┌──

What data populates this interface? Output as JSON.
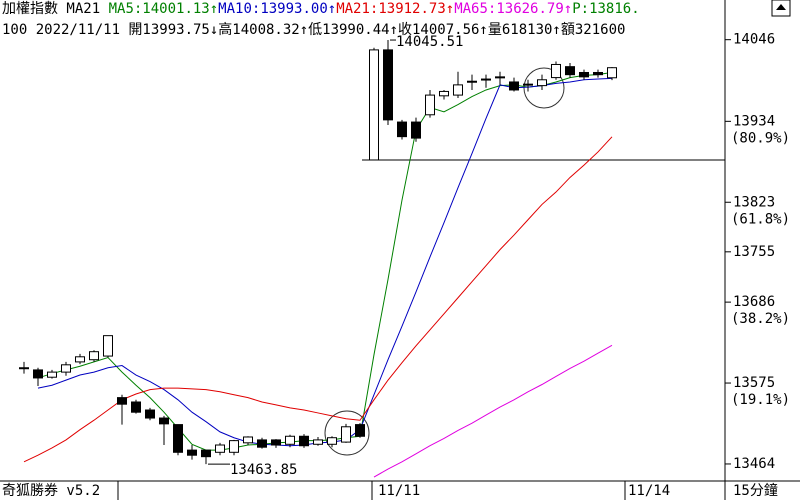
{
  "header": {
    "title": "加權指數 MA21",
    "p_text": "P:13816.",
    "p_color": "#008000",
    "line2": "100 2022/11/11 開13993.75↓高14008.32↑低13990.44↑收14007.56↑量618130↑額321600"
  },
  "footer": {
    "left": "奇狐勝券 v5.2",
    "right": "15分鐘"
  },
  "chart_data": {
    "type": "candlestick",
    "categories": [
      null,
      null,
      null,
      null,
      null,
      null,
      null,
      null,
      null,
      null,
      null,
      null,
      null,
      null,
      null,
      null,
      null,
      null,
      null,
      null,
      null,
      null,
      null,
      null,
      null,
      "11/11",
      null,
      null,
      null,
      null,
      null,
      null,
      null,
      null,
      null,
      null,
      null,
      null,
      null,
      null,
      null,
      null,
      null
    ],
    "next_label": "11/14",
    "open": [
      13596,
      13593,
      13583,
      13590,
      13604,
      13607,
      13612,
      13555,
      13549,
      13538,
      13527,
      13518,
      13483,
      13483,
      13480,
      13480,
      13493,
      13497,
      13497,
      13491,
      13502,
      13491,
      13491,
      13494,
      13518,
      13881,
      14032,
      13933,
      13933,
      13943,
      13969,
      13970,
      13988,
      13991,
      13994,
      13988,
      13984,
      13983,
      13994,
      14009,
      14001,
      14001,
      13993.75
    ],
    "high": [
      13604,
      13596,
      13593,
      13604,
      13615,
      13620,
      13640,
      13559,
      13552,
      13541,
      13530,
      13518,
      13490,
      13483,
      13493,
      13497,
      13502,
      13500,
      13498,
      13504,
      13505,
      13501,
      13502,
      13519,
      13520,
      14035,
      14045.51,
      13936,
      13939,
      13977,
      13977,
      14002,
      13998,
      13998,
      14002,
      13994,
      13991,
      13998,
      14016,
      14014,
      14005,
      14005,
      14008.32
    ],
    "low": [
      13588,
      13571,
      13581,
      13585,
      13601,
      13604,
      13610,
      13518,
      13533,
      13524,
      13490,
      13476,
      13470,
      13463.85,
      13476,
      13476,
      13490,
      13485,
      13486,
      13487,
      13486,
      13489,
      13487,
      13493,
      13500,
      13881,
      13929,
      13909,
      13906,
      13939,
      13964,
      13966,
      13977,
      13980,
      13984,
      13975,
      13975,
      13977,
      13991,
      13994,
      13991,
      13994,
      13990.44
    ],
    "close": [
      13595,
      13582,
      13590,
      13600,
      13611,
      13618,
      13640,
      13546,
      13535,
      13527,
      13519,
      13480,
      13476,
      13474,
      13490,
      13496,
      13501,
      13487,
      13490,
      13502,
      13489,
      13497,
      13500,
      13515,
      13502,
      14032,
      13936,
      13913,
      13911,
      13970,
      13975,
      13984,
      13989,
      13992,
      13995,
      13977,
      13985,
      13991,
      14012,
      13998,
      13995,
      13998,
      14007.56
    ],
    "up_color": "#ffffff",
    "down_color": "#000000",
    "series": [
      {
        "name": "MA5:14001.13↑",
        "color": "#008000",
        "values": [
          null,
          13582,
          13588,
          13593,
          13598,
          13604,
          13610,
          13590,
          13572,
          13555,
          13535,
          13513,
          13491,
          13483,
          13483,
          13486,
          13490,
          13491,
          13493,
          13494,
          13496,
          13496,
          13497,
          13500,
          13502,
          13614,
          13717,
          13826,
          13922,
          13953,
          13947,
          13957,
          13968,
          13977,
          13983,
          13984,
          13981,
          13983,
          13988,
          13994,
          13997,
          13998,
          14001.13
        ]
      },
      {
        "name": "MA10:13993.00↑",
        "color": "#0000c0",
        "values": [
          null,
          13568,
          13572,
          13579,
          13586,
          13590,
          13596,
          13599,
          13586,
          13577,
          13566,
          13552,
          13535,
          13522,
          13508,
          13500,
          13494,
          13491,
          13490,
          13489,
          13490,
          13493,
          13494,
          13497,
          13511,
          13559,
          13607,
          13653,
          13700,
          13748,
          13795,
          13843,
          13890,
          13938,
          13984,
          13980,
          13981,
          13983,
          13986,
          13988,
          13991,
          13992,
          13993.0
        ]
      },
      {
        "name": "MA21:13912.73↑",
        "color": "#e00000",
        "values": [
          13467,
          13476,
          13486,
          13497,
          13511,
          13524,
          13538,
          13552,
          13560,
          13566,
          13568,
          13568,
          13567,
          13566,
          13563,
          13559,
          13555,
          13549,
          13545,
          13541,
          13538,
          13534,
          13530,
          13526,
          13524,
          13552,
          13579,
          13603,
          13626,
          13648,
          13670,
          13692,
          13714,
          13736,
          13758,
          13778,
          13799,
          13820,
          13837,
          13857,
          13874,
          13892,
          13912.73
        ]
      },
      {
        "name": "MA65:13626.79↑",
        "color": "#e000e0",
        "values": [
          null,
          null,
          null,
          null,
          null,
          null,
          null,
          null,
          null,
          null,
          null,
          null,
          null,
          null,
          null,
          null,
          null,
          null,
          null,
          null,
          null,
          null,
          null,
          null,
          null,
          13446,
          13457,
          13467,
          13478,
          13489,
          13499,
          13510,
          13520,
          13531,
          13542,
          13552,
          13563,
          13573,
          13584,
          13595,
          13605,
          13616,
          13626.79
        ]
      }
    ],
    "ylim": [
      13442,
      14073
    ],
    "yticks": [
      14046,
      13934,
      13823,
      13755,
      13686,
      13575,
      13464
    ],
    "ratio_labels": [
      {
        "value": 13934,
        "label": "(80.9%)"
      },
      {
        "value": 13823,
        "label": "(61.8%)"
      },
      {
        "value": 13686,
        "label": "(38.2%)"
      },
      {
        "value": 13575,
        "label": "(19.1%)"
      }
    ],
    "high_annotation": 14045.51,
    "low_annotation": 13463.85
  }
}
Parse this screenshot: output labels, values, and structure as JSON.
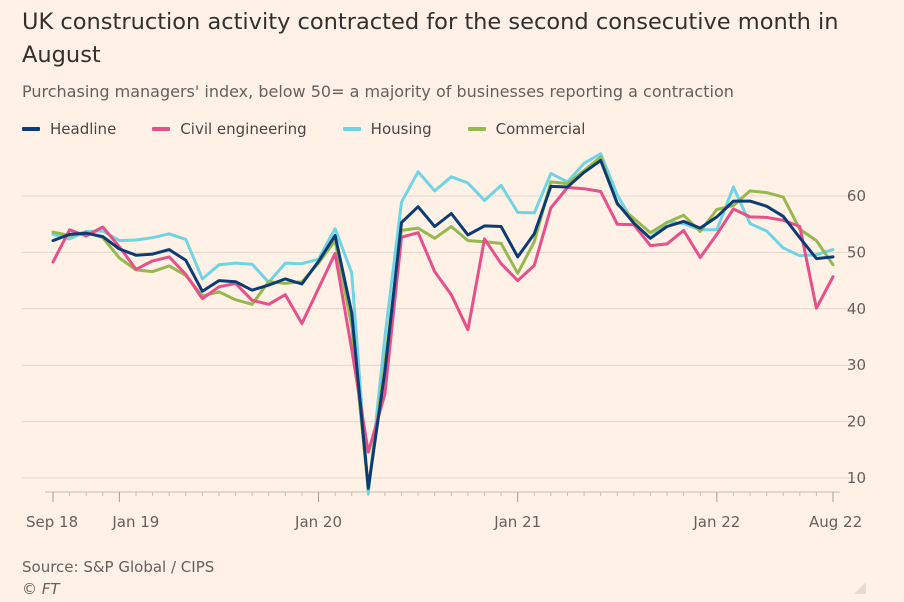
{
  "title": "UK construction activity contracted for the second consecutive month in August",
  "subtitle": "Purchasing managers' index, below 50= a majority of businesses reporting a contraction",
  "source": "Source: S&P Global / CIPS",
  "copyright": "© FT",
  "legend": [
    {
      "label": "Headline",
      "color": "#0d3b73"
    },
    {
      "label": "Civil engineering",
      "color": "#e8508a"
    },
    {
      "label": "Housing",
      "color": "#6fd4e4"
    },
    {
      "label": "Commercial",
      "color": "#96b84e"
    }
  ],
  "chart_data": {
    "type": "line",
    "title": "UK construction activity contracted for the second consecutive month in August",
    "xlabel": "",
    "ylabel": "",
    "ylim": [
      7,
      70
    ],
    "yticks": [
      10,
      20,
      30,
      40,
      50,
      60
    ],
    "xticks": [
      {
        "label": "Sep 18",
        "month_index": 0
      },
      {
        "label": "Jan 19",
        "month_index": 4
      },
      {
        "label": "Jan 20",
        "month_index": 16
      },
      {
        "label": "Jan 21",
        "month_index": 28
      },
      {
        "label": "Jan 22",
        "month_index": 40
      },
      {
        "label": "Aug 22",
        "month_index": 47
      }
    ],
    "x_start": "Sep 2018",
    "x_end": "Aug 2022",
    "series": [
      {
        "name": "Headline",
        "color": "#0d3b73",
        "values": [
          52.1,
          53.2,
          53.4,
          52.8,
          50.6,
          49.5,
          49.7,
          50.5,
          48.6,
          43.1,
          45.0,
          44.8,
          43.3,
          44.2,
          45.3,
          44.4,
          48.4,
          53.0,
          39.3,
          8.2,
          28.9,
          55.3,
          58.1,
          54.6,
          56.9,
          53.1,
          54.7,
          54.6,
          49.2,
          53.3,
          61.7,
          61.6,
          64.2,
          66.3,
          58.7,
          55.2,
          52.5,
          54.6,
          55.5,
          54.3,
          56.3,
          59.1,
          59.1,
          58.2,
          56.4,
          52.6,
          48.9,
          49.2
        ]
      },
      {
        "name": "Civil engineering",
        "color": "#e8508a",
        "values": [
          48.3,
          54.0,
          52.9,
          54.5,
          51.0,
          47.0,
          48.5,
          49.2,
          46.1,
          41.8,
          43.9,
          44.5,
          41.5,
          40.8,
          42.5,
          37.4,
          43.6,
          49.8,
          32.8,
          14.6,
          24.9,
          52.7,
          53.5,
          46.6,
          42.5,
          36.3,
          52.4,
          48.0,
          45.0,
          47.7,
          57.9,
          61.5,
          61.3,
          60.8,
          55.0,
          54.9,
          51.2,
          51.5,
          53.9,
          49.1,
          53.2,
          57.7,
          56.3,
          56.2,
          55.7,
          54.6,
          40.1,
          45.7
        ]
      },
      {
        "name": "Housing",
        "color": "#6fd4e4",
        "values": [
          53.2,
          52.4,
          53.7,
          53.8,
          52.1,
          52.2,
          52.6,
          53.3,
          52.3,
          45.3,
          47.8,
          48.1,
          47.9,
          44.7,
          48.1,
          48.0,
          48.8,
          54.2,
          46.4,
          7.2,
          35.0,
          58.9,
          64.3,
          60.9,
          63.4,
          62.3,
          59.2,
          61.9,
          57.1,
          57.0,
          64.0,
          62.5,
          65.8,
          67.5,
          60.2,
          55.1,
          52.5,
          55.4,
          55.1,
          54.0,
          54.0,
          61.6,
          55.1,
          53.8,
          50.8,
          49.4,
          49.6,
          50.5
        ]
      },
      {
        "name": "Commercial",
        "color": "#96b84e",
        "values": [
          53.6,
          53.0,
          53.6,
          52.6,
          49.0,
          46.9,
          46.6,
          47.6,
          45.9,
          42.3,
          43.0,
          41.6,
          40.8,
          44.8,
          44.5,
          44.8,
          48.1,
          52.1,
          37.0,
          8.0,
          30.3,
          53.9,
          54.3,
          52.5,
          54.6,
          52.1,
          51.9,
          51.6,
          46.3,
          51.9,
          62.5,
          62.2,
          64.5,
          66.9,
          58.5,
          56.0,
          53.5,
          55.3,
          56.6,
          53.7,
          57.6,
          58.3,
          60.9,
          60.6,
          59.8,
          54.1,
          52.1,
          47.8
        ]
      }
    ]
  }
}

└──

WHAT TO PRODUCE -
Copy each line from the data above that includes "Civil".

FULL ANSWER -
      "label": "Civil engineering",
        "name": "Civil engineering",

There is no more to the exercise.